■ Given request ■
In the following material, identify every line holding the string "CAPACITOR" and return it.

(Entries from a dataset)
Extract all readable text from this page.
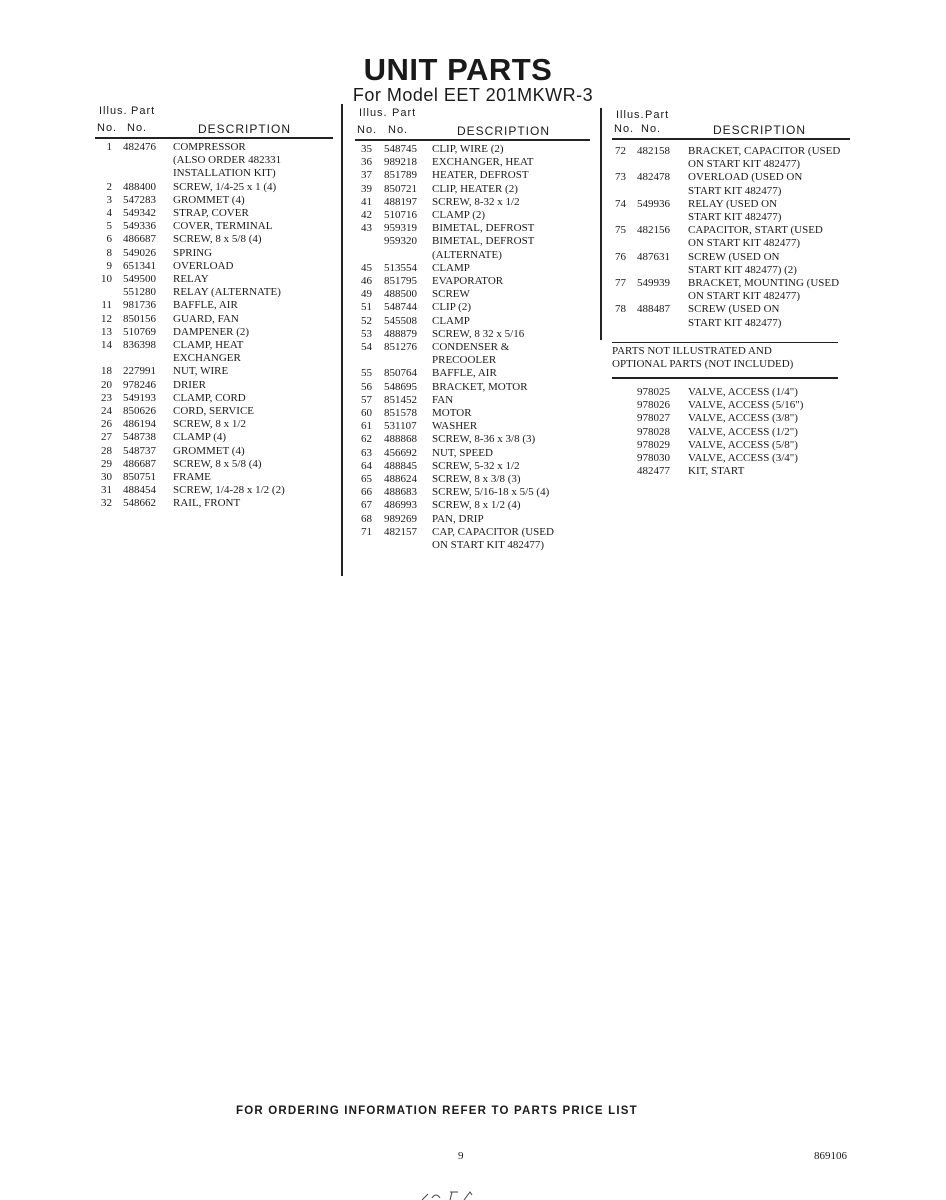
UNIT PARTS
For Model EET 201MKWR-3
Illus. Part
No. No.	DESCRIPTION
1 482476 COMPRESSOR
(ALSO ORDER 482331
INSTALLATION KIT)
2 488400 SCREW, 1/4-25 x 1 (4)
3 547283 GROMMET (4)
4 549342 STRAP, COVER
5 549336 COVER, TERMINAL
6 486687 SCREW, 8 x 5/8 (4)
8 549026 SPRING
9 651341 OVERLOAD
10 549500 RELAY
551280 RELAY (ALTERNATE)
11 981736 BAFFLE, AIR
12 850156 GUARD, FAN
13 510769 DAMPENER (2)
14 836398 CLAMP, HEAT
EXCHANGER
18 227991 NUT, WIRE
20 978246 DRIER
23 549193 CLAMP, CORD
24 850626 CORD, SERVICE
26 486194 SCREW, 8 x 1/2
27 548738 CLAMP (4)
28 548737 GROMMET (4)
29 486687 SCREW, 8 x 5/8 (4)
30 850751 FRAME
31 488454 SCREW, 1/4-28 x 1/2 (2)
32 548662 RAIL, FRONT
Illus. Part
No. No.	DESCRIPTION
35 548745 CLIP, WIRE (2)
36 989218 EXCHANGER, HEAT
37 851789 HEATER, DEFROST
39 850721 CLIP, HEATER (2)
41 488197 SCREW, 8-32 x 1/2
42 510716 CLAMP (2)
43 959319 BIMETAL, DEFROST
959320 BIMETAL, DEFROST
(ALTERNATE)
45 513554 CLAMP
46 851795 EVAPORATOR
49 488500 SCREW
51 548744 CLIP (2)
52 545508 CLAMP
53 488879 SCREW, 8 32 x 5/16
54 851276 CONDENSER &
PRECOOLER
55 850764 BAFFLE, AIR
56 548695 BRACKET, MOTOR
57 851452 FAN
60 851578 MOTOR
61 531107 WASHER
62 488868 SCREW, 8-36 x 3/8 (3)
63 456692 NUT, SPEED
64 488845 SCREW, 5-32 x 1/2
65 488624 SCREW, 8 x 3/8 (3)
66 488683 SCREW, 5/16-18 x 5/5 (4)
67 486993 SCREW, 8 x 1/2 (4)
68 989269 PAN, DRIP
71 482157 CAP, CAPACITOR (USED
ON START KIT 482477)
Illus. Part
No. No.	DESCRIPTION
72 482158 BRACKET, CAPACITOR (USED
ON START KIT 482477)
73 482478 OVERLOAD (USED ON
START KIT 482477)
74 549936 RELAY (USED ON
START KIT 482477)
75 482156 CAPACITOR, START (USED
ON START KIT 482477)
76 487631 SCREW (USED ON
START KIT 482477) (2)
77 549939 BRACKET, MOUNTING (USED
ON START KIT 482477)
78 488487 SCREW (USED ON
START KIT 482477)
PARTS NOT ILLUSTRATED AND
OPTIONAL PARTS (NOT INCLUDED)
978025 VALVE, ACCESS (1/4")
978026 VALVE, ACCESS (5/16")
978027 VALVE, ACCESS (3/8")
978028 VALVE, ACCESS (1/2")
978029 VALVE, ACCESS (5/8")
978030 VALVE, ACCESS (3/4")
482477 KIT, START
FOR ORDERING INFORMATION REFER TO PARTS PRICE LIST
9	869106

■ Reply to the task ■
71 482157 CAP, CAPACITOR (USED
72 482158 BRACKET, CAPACITOR (USED
75 482156 CAPACITOR, START (USED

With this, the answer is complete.